▶ Stated task:
Leaving the pictures aside, transcribe every line below exactly.

▶ Listed records:
══════

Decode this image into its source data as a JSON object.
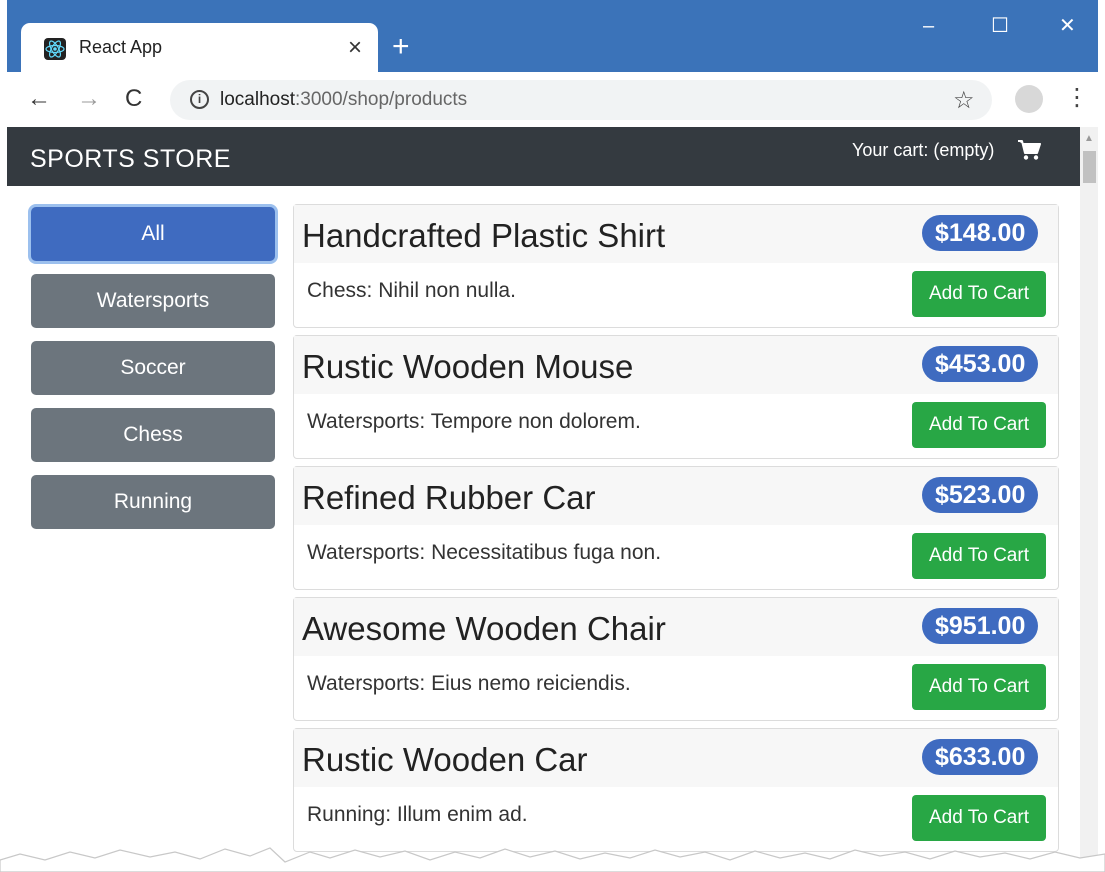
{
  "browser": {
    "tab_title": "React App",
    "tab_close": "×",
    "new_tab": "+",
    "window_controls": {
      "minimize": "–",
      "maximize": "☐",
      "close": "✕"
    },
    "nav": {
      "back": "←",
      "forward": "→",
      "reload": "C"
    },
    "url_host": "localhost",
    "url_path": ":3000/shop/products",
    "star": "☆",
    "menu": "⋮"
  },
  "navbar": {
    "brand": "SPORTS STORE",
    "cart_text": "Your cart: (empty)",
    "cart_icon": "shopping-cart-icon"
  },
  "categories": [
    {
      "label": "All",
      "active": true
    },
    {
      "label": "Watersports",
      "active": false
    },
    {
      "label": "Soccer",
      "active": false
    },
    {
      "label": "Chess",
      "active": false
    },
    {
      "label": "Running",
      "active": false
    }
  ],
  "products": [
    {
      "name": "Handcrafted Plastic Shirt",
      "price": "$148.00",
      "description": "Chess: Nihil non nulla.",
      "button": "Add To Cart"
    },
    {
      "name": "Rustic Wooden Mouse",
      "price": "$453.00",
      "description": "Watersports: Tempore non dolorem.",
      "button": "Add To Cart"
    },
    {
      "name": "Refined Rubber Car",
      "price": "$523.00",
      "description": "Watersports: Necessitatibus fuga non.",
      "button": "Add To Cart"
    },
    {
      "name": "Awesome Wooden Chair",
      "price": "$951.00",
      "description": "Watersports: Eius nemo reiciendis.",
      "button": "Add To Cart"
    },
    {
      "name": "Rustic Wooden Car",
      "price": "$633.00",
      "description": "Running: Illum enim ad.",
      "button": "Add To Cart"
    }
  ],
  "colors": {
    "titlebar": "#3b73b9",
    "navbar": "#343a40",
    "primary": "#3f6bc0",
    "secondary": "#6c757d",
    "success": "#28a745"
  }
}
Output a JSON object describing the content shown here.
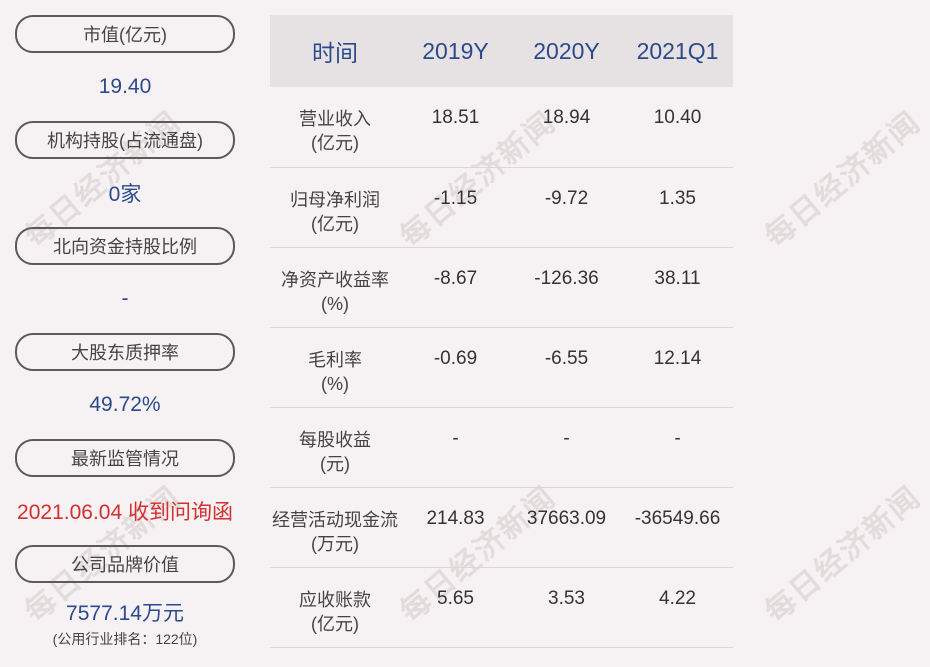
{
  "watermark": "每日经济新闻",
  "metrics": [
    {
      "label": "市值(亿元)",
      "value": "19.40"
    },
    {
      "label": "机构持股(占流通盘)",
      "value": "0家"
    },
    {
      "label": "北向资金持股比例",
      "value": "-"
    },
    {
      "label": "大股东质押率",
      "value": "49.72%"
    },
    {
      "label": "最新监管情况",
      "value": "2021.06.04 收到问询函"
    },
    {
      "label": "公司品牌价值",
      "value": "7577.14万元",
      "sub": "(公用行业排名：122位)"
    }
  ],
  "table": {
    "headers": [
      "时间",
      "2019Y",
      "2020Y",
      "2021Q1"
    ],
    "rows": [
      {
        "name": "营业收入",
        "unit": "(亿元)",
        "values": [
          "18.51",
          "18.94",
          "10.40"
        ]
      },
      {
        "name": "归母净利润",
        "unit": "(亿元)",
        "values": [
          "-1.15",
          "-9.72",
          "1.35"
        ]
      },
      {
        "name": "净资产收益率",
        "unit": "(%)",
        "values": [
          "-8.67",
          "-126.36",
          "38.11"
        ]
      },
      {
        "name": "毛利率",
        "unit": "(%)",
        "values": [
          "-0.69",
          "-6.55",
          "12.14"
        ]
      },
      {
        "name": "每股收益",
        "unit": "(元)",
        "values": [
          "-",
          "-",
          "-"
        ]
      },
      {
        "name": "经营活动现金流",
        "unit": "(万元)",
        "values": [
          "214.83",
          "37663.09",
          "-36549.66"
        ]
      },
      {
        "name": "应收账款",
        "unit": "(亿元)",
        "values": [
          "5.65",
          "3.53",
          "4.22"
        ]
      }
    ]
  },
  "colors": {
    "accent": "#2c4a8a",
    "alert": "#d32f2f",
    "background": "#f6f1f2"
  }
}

══════

▶ Answer for the task:
Decode this image into its source data as a JSON object.
{
  "browser": {
    "tab_title": "React App",
    "tab_close": "×",
    "new_tab": "+",
    "window_controls": {
      "minimize": "–",
      "maximize": "☐",
      "close": "✕"
    },
    "nav": {
      "back": "←",
      "forward": "→",
      "reload": "C"
    },
    "url_host": "localhost",
    "url_path": ":3000/shop/products",
    "star": "☆",
    "menu": "⋮"
  },
  "navbar": {
    "brand": "SPORTS STORE",
    "cart_text": "Your cart: (empty)",
    "cart_icon": "shopping-cart-icon"
  },
  "categories": [
    {
      "label": "All",
      "active": true
    },
    {
      "label": "Watersports",
      "active": false
    },
    {
      "label": "Soccer",
      "active": false
    },
    {
      "label": "Chess",
      "active": false
    },
    {
      "label": "Running",
      "active": false
    }
  ],
  "products": [
    {
      "name": "Handcrafted Plastic Shirt",
      "price": "$148.00",
      "description": "Chess: Nihil non nulla.",
      "button": "Add To Cart"
    },
    {
      "name": "Rustic Wooden Mouse",
      "price": "$453.00",
      "description": "Watersports: Tempore non dolorem.",
      "button": "Add To Cart"
    },
    {
      "name": "Refined Rubber Car",
      "price": "$523.00",
      "description": "Watersports: Necessitatibus fuga non.",
      "button": "Add To Cart"
    },
    {
      "name": "Awesome Wooden Chair",
      "price": "$951.00",
      "description": "Watersports: Eius nemo reiciendis.",
      "button": "Add To Cart"
    },
    {
      "name": "Rustic Wooden Car",
      "price": "$633.00",
      "description": "Running: Illum enim ad.",
      "button": "Add To Cart"
    }
  ],
  "colors": {
    "titlebar": "#3b73b9",
    "navbar": "#343a40",
    "primary": "#3f6bc0",
    "secondary": "#6c757d",
    "success": "#28a745"
  }
}
Output a JSON object describing the content shown here.
{
  "watermark": "每日经济新闻",
  "metrics": [
    {
      "label": "市值(亿元)",
      "value": "19.40"
    },
    {
      "label": "机构持股(占流通盘)",
      "value": "0家"
    },
    {
      "label": "北向资金持股比例",
      "value": "-"
    },
    {
      "label": "大股东质押率",
      "value": "49.72%"
    },
    {
      "label": "最新监管情况",
      "value": "2021.06.04 收到问询函"
    },
    {
      "label": "公司品牌价值",
      "value": "7577.14万元",
      "sub": "(公用行业排名：122位)"
    }
  ],
  "table": {
    "headers": [
      "时间",
      "2019Y",
      "2020Y",
      "2021Q1"
    ],
    "rows": [
      {
        "name": "营业收入",
        "unit": "(亿元)",
        "values": [
          "18.51",
          "18.94",
          "10.40"
        ]
      },
      {
        "name": "归母净利润",
        "unit": "(亿元)",
        "values": [
          "-1.15",
          "-9.72",
          "1.35"
        ]
      },
      {
        "name": "净资产收益率",
        "unit": "(%)",
        "values": [
          "-8.67",
          "-126.36",
          "38.11"
        ]
      },
      {
        "name": "毛利率",
        "unit": "(%)",
        "values": [
          "-0.69",
          "-6.55",
          "12.14"
        ]
      },
      {
        "name": "每股收益",
        "unit": "(元)",
        "values": [
          "-",
          "-",
          "-"
        ]
      },
      {
        "name": "经营活动现金流",
        "unit": "(万元)",
        "values": [
          "214.83",
          "37663.09",
          "-36549.66"
        ]
      },
      {
        "name": "应收账款",
        "unit": "(亿元)",
        "values": [
          "5.65",
          "3.53",
          "4.22"
        ]
      }
    ]
  },
  "colors": {
    "accent": "#2c4a8a",
    "alert": "#d32f2f",
    "background": "#f6f1f2"
  }
}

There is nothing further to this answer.